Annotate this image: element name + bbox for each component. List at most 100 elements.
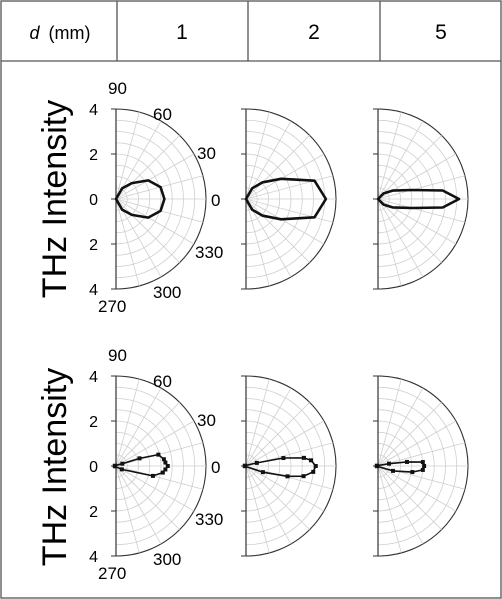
grid-spoke (377, 465, 402, 554)
grid-spoke (245, 120, 292, 200)
radial-tick-4-lower-top: 4 (89, 282, 98, 299)
data-point (165, 464, 170, 468)
grid-spoke (377, 198, 402, 287)
grid-spoke (245, 465, 310, 530)
data-point (390, 468, 395, 473)
radial-tick-4-upper-bottom: 4 (89, 369, 98, 386)
column-header-1: 1 (176, 21, 188, 44)
data-point (285, 474, 290, 479)
grid-spoke (245, 135, 310, 200)
data-point (420, 467, 425, 472)
grid-spoke (115, 465, 204, 490)
grid-spoke (377, 465, 442, 530)
grid-spoke (245, 198, 334, 223)
data-point (410, 470, 415, 475)
data-point (309, 458, 314, 463)
angle-label-270-bottom: 270 (98, 564, 126, 583)
angle-label-330-top: 330 (195, 243, 223, 262)
angle-label-60-bottom: 60 (153, 372, 172, 391)
angle-label-330-bottom: 330 (195, 510, 223, 529)
header-d-label: d (mm) (29, 23, 90, 43)
data-point (311, 469, 316, 474)
radial-tick-2-upper-top: 2 (89, 147, 98, 164)
data-point (119, 467, 124, 472)
grid-spoke (377, 387, 424, 467)
header-d-unit: (mm) (49, 23, 91, 43)
radial-tick-2-upper-bottom: 2 (89, 414, 98, 431)
data-point (163, 467, 168, 472)
angle-label-90-bottom: 90 (108, 346, 127, 365)
angle-label-0-bottom: 0 (211, 458, 220, 477)
radial-tick-4-lower-bottom: 4 (89, 549, 98, 566)
grid-spoke (245, 198, 310, 263)
grid-spoke (245, 402, 310, 467)
data-point (137, 456, 142, 461)
data-point (281, 456, 286, 461)
grid-spoke (115, 402, 180, 467)
polar-panel-row1-col3 (373, 108, 469, 290)
data-point (112, 463, 117, 468)
grid-spoke (245, 465, 270, 554)
grid-spoke (245, 198, 270, 287)
grid-spoke (245, 465, 292, 545)
grid-spoke (245, 153, 325, 200)
grid-spoke (377, 402, 442, 467)
grid-spoke (245, 175, 334, 200)
grid-spoke (115, 135, 180, 200)
grid-spoke (115, 420, 195, 467)
radial-tick-0-top: 0 (89, 192, 98, 209)
grid-spoke (245, 198, 325, 245)
angle-label-270-top: 270 (98, 297, 126, 316)
data-point (404, 459, 409, 464)
column-header-2: 2 (308, 21, 320, 44)
data-point (150, 473, 155, 478)
row-label-top: THz Intensity (36, 100, 74, 298)
grid-spoke (245, 465, 325, 512)
grid-spoke (377, 442, 466, 467)
grid-spoke (245, 387, 292, 467)
grid-spoke (115, 198, 140, 287)
polar-panel-row1-col2 (241, 108, 337, 290)
polar-panel-row2-col1 (111, 375, 207, 557)
grid-spoke (245, 198, 292, 278)
grid-spoke (377, 465, 424, 545)
grid-spoke (115, 153, 195, 200)
grid-spoke (115, 198, 162, 278)
grid-spoke (377, 420, 457, 467)
header-d-symbol: d (29, 23, 40, 43)
angle-label-300-top: 300 (153, 283, 181, 302)
grid-spoke (115, 465, 180, 530)
grid-spoke (115, 111, 140, 200)
intensity-curve (376, 188, 461, 210)
grid-spoke (377, 198, 466, 223)
grid-spoke (245, 378, 270, 467)
column-header-3: 5 (435, 21, 447, 44)
radial-tick-2-lower-top: 2 (89, 237, 98, 254)
grid-spoke (377, 135, 442, 200)
grid-spoke (245, 420, 325, 467)
grid-spoke (115, 198, 180, 263)
angle-label-30-top: 30 (197, 144, 216, 163)
data-point (254, 460, 259, 465)
data-point (120, 461, 125, 466)
grid-spoke (115, 378, 140, 467)
grid-spoke (115, 465, 162, 545)
grid-spoke (377, 175, 466, 200)
grid-spoke (377, 120, 424, 200)
data-point (301, 474, 306, 479)
row-label-bottom: THz Intensity (36, 368, 74, 566)
grid-spoke (115, 198, 195, 245)
radial-tick-2-lower-bottom: 2 (89, 504, 98, 521)
polar-panel-row1-col1 (111, 108, 207, 290)
intensity-curve (114, 179, 166, 219)
grid-spoke (377, 465, 457, 512)
polar-panel-row2-col3 (373, 375, 469, 557)
data-point (242, 463, 247, 468)
data-point (374, 463, 379, 468)
angle-label-90-top: 90 (108, 79, 127, 98)
radial-tick-4-upper-top: 4 (89, 102, 98, 119)
angle-label-300-bottom: 300 (153, 550, 181, 569)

+---+

SET PROBLEM:
Find every line above that contains the string "header" and copy each one out. Treat the match as case-sensitive.

RESPONSE TO THIS TASK:
column-header-1: 1 (176, 21, 188, 44)
header-d-label: d (mm) (29, 23, 90, 43)
header-d-unit: (mm) (49, 23, 91, 43)
column-header-2: 2 (308, 21, 320, 44)
header-d-symbol: d (29, 23, 40, 43)
column-header-3: 5 (435, 21, 447, 44)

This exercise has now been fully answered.